◆ AIM OF THE TASK ◆
Without the pictures, set down every line of the data exactly.
═══
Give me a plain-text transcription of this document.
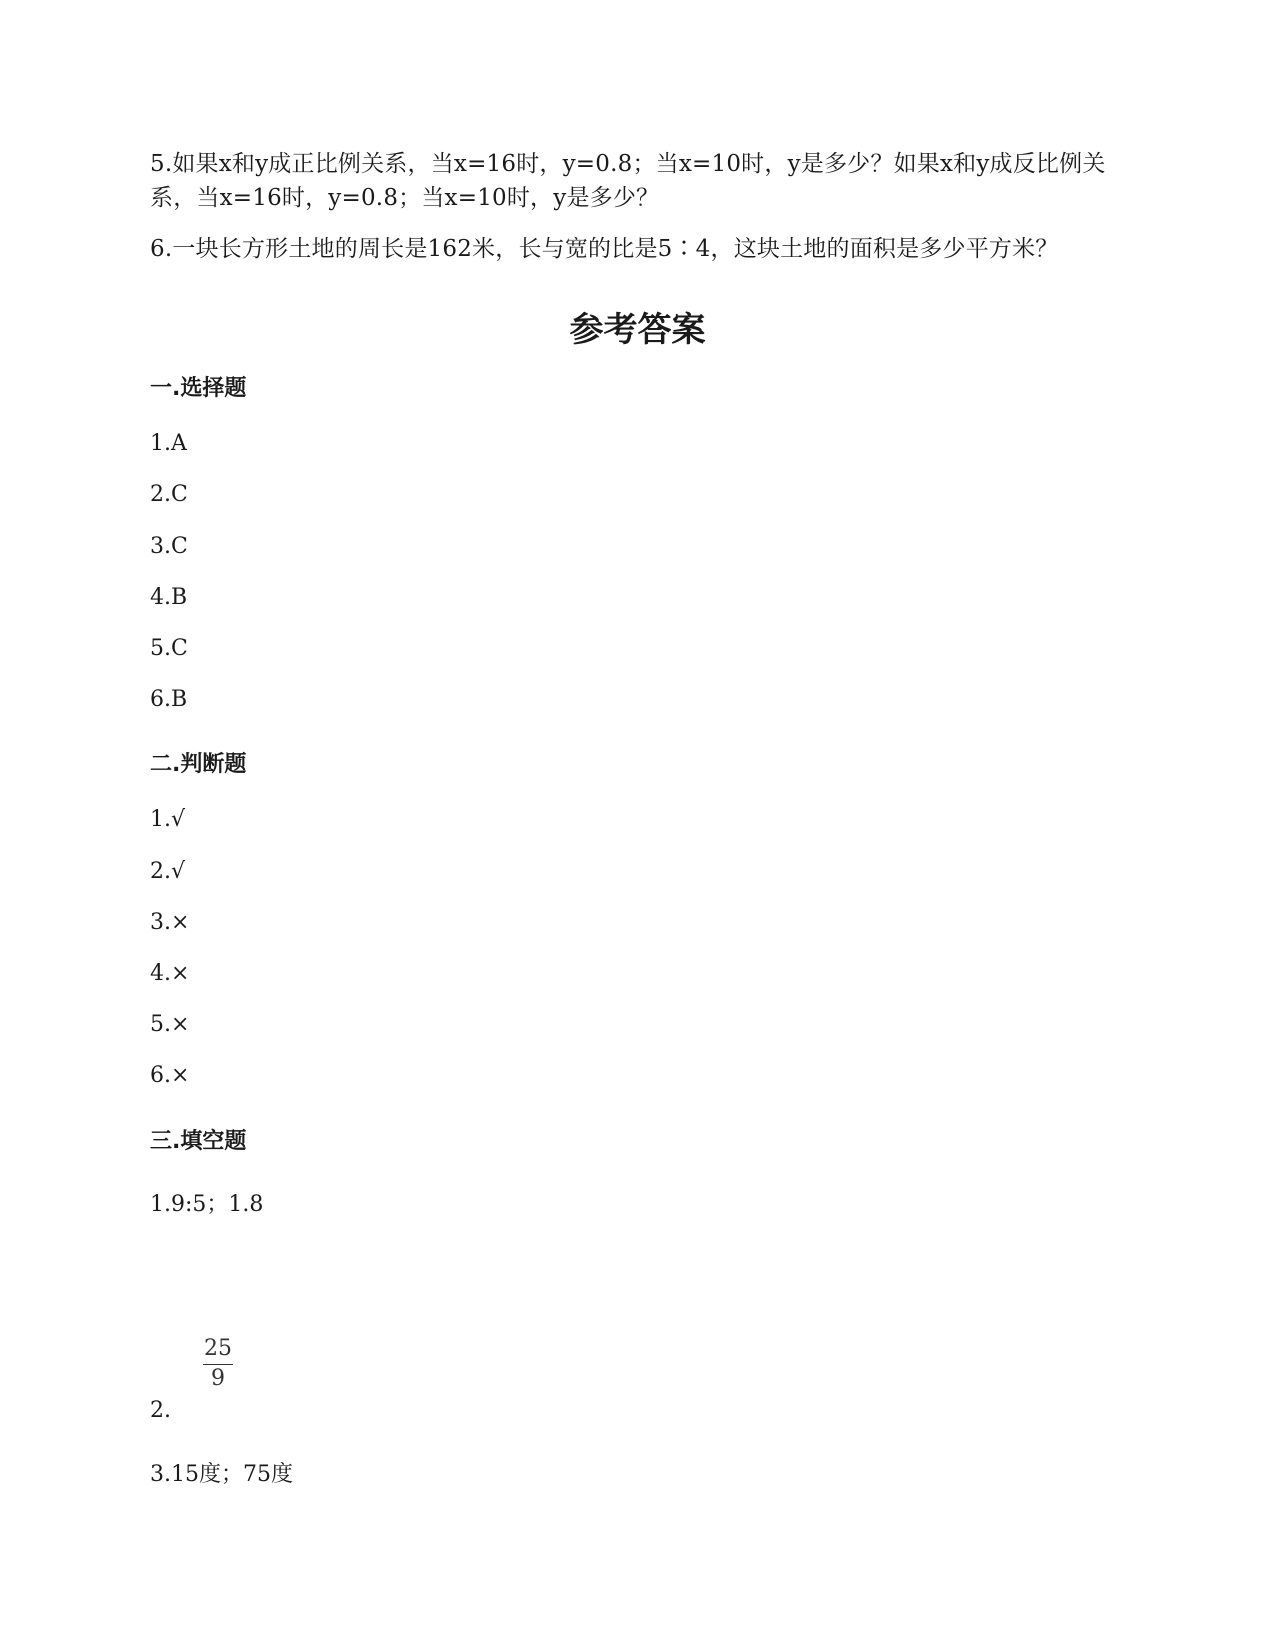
5.如果x和y成正比例关系，当x=16时，y=0.8；当x=10时，y是多少？如果x和y成反比例关系，当x=16时，y=0.8；当x=10时，y是多少？
6.一块长方形土地的周长是162米，长与宽的比是5∶4，这块土地的面积是多少平方米？
参考答案
一.选择题
1.A
2.C
3.C
4.B
5.C
6.B
二.判断题
1.√
2.√
3.×
4.×
5.×
6.×
三.填空题
1.9:5；1.8
25
9
2.
3.15度；75度
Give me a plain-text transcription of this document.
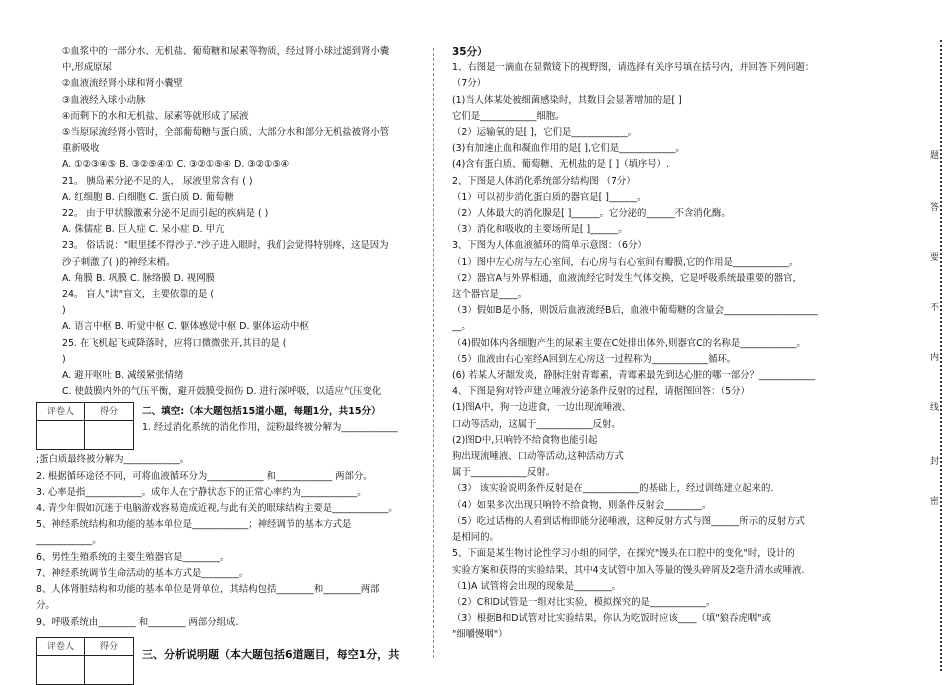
①血浆中的一部分水、无机盐、葡萄糖和尿素等物质，经过肾小球过滤到肾小囊
中,形成原尿
②血液流经肾小球和肾小囊壁
③血液经入球小动脉
④而剩下的水和无机盐、尿素等就形成了尿液
⑤当原尿流经肾小管时，全部葡萄糖与蛋白质、大部分水和部分无机盐被肾小管
重新吸收
A. ①②③④⑤ B. ③②⑤④① C. ③②①⑤④ D. ③②①⑤④
21。 胰岛素分泌不足的人， 尿液里常含有 ( )
A. 红细胞 B. 白细胞 C. 蛋白质 D. 葡萄糖
22。 由于甲状腺激素分泌不足而引起的疾病是 ( )
A. 侏儒症 B. 巨人症 C. 呆小症 D. 甲亢
23。 俗话说："眼里揉不得沙子."沙子进入眼时，我们会觉得特别疼，这是因为
沙子刺激了( )的神经末梢。
A. 角膜 B. 巩膜 C. 脉络膜 D. 视网膜
24。 盲人"读"盲文，主要依靠的是 (
)
A. 语言中枢 B. 听觉中枢 C. 躯体感觉中枢 D. 躯体运动中枢
25. 在飞机起飞或降落时，应将口微微张开,其目的是 (
)
A. 避开呕吐 B. 减缓紧张情绪
C. 使鼓膜内外的气压平衡，避开鼓膜受损伤 D. 进行深呼吸，以适应气压变化
评卷人	得分	二、填空:（本大题包括15道小题，每题1分，共15分）
1. 经过消化系统的消化作用，淀粉最终被分解为____________
;蛋白质最终被分解为____________。
2. 根据循环途径不同，可将血液循环分为____________ 和____________ 两部分。
3. 心率是指____________。成年人在宁静状态下的正常心率约为____________。
4. 青少年假如沉迷于电脑游戏容易造成近视,与此有关的眼球结构主要是____________。
5、神经系统结构和功能的基本单位是____________；神经调节的基本方式是
____________。
6、男性生殖系统的主要生殖器官是________。
7、神经系统调节生命活动的基本方式是________。
8、人体肾脏结构和功能的基本单位是肾单位，其结构包括________和________两部
分。
9、呼吸系统由________ 和________ 两部分组成.
评卷人	得分
三、分析说明题（本大题包括6道题目，每空1分，共
35分）
1、右图是一滴血在显微镜下的视野图，请选择有关序号填在括号内，并回答下列问题：
（7分）
(1)当人体某处被细菌感染时，其数目会显著增加的是[ ]
它们是____________细胞。
（2）运输氧的是[ ]，它们是____________。
(3)有加速止血和凝血作用的是[ ],它们是____________。
(4)含有蛋白质、葡萄糖、无机盐的是 [ ]（填序号）.
2、下图是人体消化系统部分结构图 （7分）
（1）可以初步消化蛋白质的器官是[ ]______。
（2）人体最大的消化腺是[ ]______。它分泌的______不含消化酶。
（3）消化和吸收的主要场所是[ ]______。
3、下图为人体血液循环的简单示意图：（6分）
（1）图中左心房与左心室间，右心房与右心室间有瓣膜,它的作用是____________。
（2）器官A与外界相通，血液流经它时发生气体交换，它是呼吸系统最重要的器官，
这个器官是____。
（3）假如B是小肠，则饭后血液流经B后，血液中葡萄糖的含量会____________________
__。
（4)假如体内各细胞产生的尿素主要在C处排出体外,则器官C的名称是____________。
（5）血液由右心室经A回到左心房这一过程称为____________循环。
(6) 若某人牙龈发炎，静脉注射青霉素，青霉素最先到达心脏的哪一部分？____________
4、下图是狗对铃声建立唾液分泌条件反射的过程，请据图回答：（5分）
(1)图A中，狗一边进食，一边出现流唾液、
口动等活动，这属于____________反射。
(2)图D中,只响铃不给食物也能引起
狗出现流唾液、口动等活动,这种活动方式
属于____________反射。
（3） 该实验说明条件反射是在____________的基础上，经过训练建立起来的.
（4）如果多次出现只响铃不给食物，则条件反射会________。
（5）吃过话梅的人看到话梅即能分泌唾液，这种反射方式与图______所示的反射方式
是相同的。
5、下面是某生物讨论性学习小组的同学，在探究"馒头在口腔中的变化"时，设计的
实验方案和获得的实验结果，其中4支试管中加入等量的馒头碎屑及2毫升清水或唾液.
（1)A 试管将会出现的现象是________。
（2）C和D试管是一组对比实验，模拟探究的是____________。
（3）根据B和D试管对比实验结果，你认为吃饭时应该____（填"狼吞虎咽"或
"细嚼慢咽"）
题
答
要
不
内
线
封
密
═══
◆ FULL RESPONSE ◆
Give me a plain-text transcription of this document.
5.如果x和y成正比例关系，当x=16时，y=0.8；当x=10时，y是多少？如果x和y成反比例关系，当x=16时，y=0.8；当x=10时，y是多少？
6.一块长方形土地的周长是162米，长与宽的比是5∶4，这块土地的面积是多少平方米？
参考答案
一.选择题
1.A
2.C
3.C
4.B
5.C
6.B
二.判断题
1.√
2.√
3.×
4.×
5.×
6.×
三.填空题
1.9:5；1.8
25
9
2.
3.15度；75度
Give me a plain-text transcription of this document.
①血浆中的一部分水、无机盐、葡萄糖和尿素等物质，经过肾小球过滤到肾小囊
中,形成原尿
②血液流经肾小球和肾小囊壁
③血液经入球小动脉
④而剩下的水和无机盐、尿素等就形成了尿液
⑤当原尿流经肾小管时，全部葡萄糖与蛋白质、大部分水和部分无机盐被肾小管
重新吸收
A. ①②③④⑤ B. ③②⑤④① C. ③②①⑤④ D. ③②①⑤④
21。 胰岛素分泌不足的人， 尿液里常含有 ( )
A. 红细胞 B. 白细胞 C. 蛋白质 D. 葡萄糖
22。 由于甲状腺激素分泌不足而引起的疾病是 ( )
A. 侏儒症 B. 巨人症 C. 呆小症 D. 甲亢
23。 俗话说："眼里揉不得沙子."沙子进入眼时，我们会觉得特别疼，这是因为
沙子刺激了( )的神经末梢。
A. 角膜 B. 巩膜 C. 脉络膜 D. 视网膜
24。 盲人"读"盲文，主要依靠的是 (
)
A. 语言中枢 B. 听觉中枢 C. 躯体感觉中枢 D. 躯体运动中枢
25. 在飞机起飞或降落时，应将口微微张开,其目的是 (
)
A. 避开呕吐 B. 减缓紧张情绪
C. 使鼓膜内外的气压平衡，避开鼓膜受损伤 D. 进行深呼吸，以适应气压变化
评卷人	得分	二、填空:（本大题包括15道小题，每题1分，共15分）
1. 经过消化系统的消化作用，淀粉最终被分解为____________
;蛋白质最终被分解为____________。
2. 根据循环途径不同，可将血液循环分为____________ 和____________ 两部分。
3. 心率是指____________。成年人在宁静状态下的正常心率约为____________。
4. 青少年假如沉迷于电脑游戏容易造成近视,与此有关的眼球结构主要是____________。
5、神经系统结构和功能的基本单位是____________；神经调节的基本方式是
____________。
6、男性生殖系统的主要生殖器官是________。
7、神经系统调节生命活动的基本方式是________。
8、人体肾脏结构和功能的基本单位是肾单位，其结构包括________和________两部
分。
9、呼吸系统由________ 和________ 两部分组成.
评卷人	得分
三、分析说明题（本大题包括6道题目，每空1分，共
35分）
1、右图是一滴血在显微镜下的视野图，请选择有关序号填在括号内，并回答下列问题：
（7分）
(1)当人体某处被细菌感染时，其数目会显著增加的是[ ]
它们是____________细胞。
（2）运输氧的是[ ]，它们是____________。
(3)有加速止血和凝血作用的是[ ],它们是____________。
(4)含有蛋白质、葡萄糖、无机盐的是 [ ]（填序号）.
2、下图是人体消化系统部分结构图 （7分）
（1）可以初步消化蛋白质的器官是[ ]______。
（2）人体最大的消化腺是[ ]______。它分泌的______不含消化酶。
（3）消化和吸收的主要场所是[ ]______。
3、下图为人体血液循环的简单示意图：（6分）
（1）图中左心房与左心室间，右心房与右心室间有瓣膜,它的作用是____________。
（2）器官A与外界相通，血液流经它时发生气体交换，它是呼吸系统最重要的器官，
这个器官是____。
（3）假如B是小肠，则饭后血液流经B后，血液中葡萄糖的含量会____________________
__。
（4)假如体内各细胞产生的尿素主要在C处排出体外,则器官C的名称是____________。
（5）血液由右心室经A回到左心房这一过程称为____________循环。
(6) 若某人牙龈发炎，静脉注射青霉素，青霉素最先到达心脏的哪一部分？____________
4、下图是狗对铃声建立唾液分泌条件反射的过程，请据图回答：（5分）
(1)图A中，狗一边进食，一边出现流唾液、
口动等活动，这属于____________反射。
(2)图D中,只响铃不给食物也能引起
狗出现流唾液、口动等活动,这种活动方式
属于____________反射。
（3） 该实验说明条件反射是在____________的基础上，经过训练建立起来的.
（4）如果多次出现只响铃不给食物，则条件反射会________。
（5）吃过话梅的人看到话梅即能分泌唾液，这种反射方式与图______所示的反射方式
是相同的。
5、下面是某生物讨论性学习小组的同学，在探究"馒头在口腔中的变化"时，设计的
实验方案和获得的实验结果，其中4支试管中加入等量的馒头碎屑及2毫升清水或唾液.
（1)A 试管将会出现的现象是________。
（2）C和D试管是一组对比实验，模拟探究的是____________。
（3）根据B和D试管对比实验结果，你认为吃饭时应该____（填"狼吞虎咽"或
"细嚼慢咽"）
题
答
要
不
内
线
封
密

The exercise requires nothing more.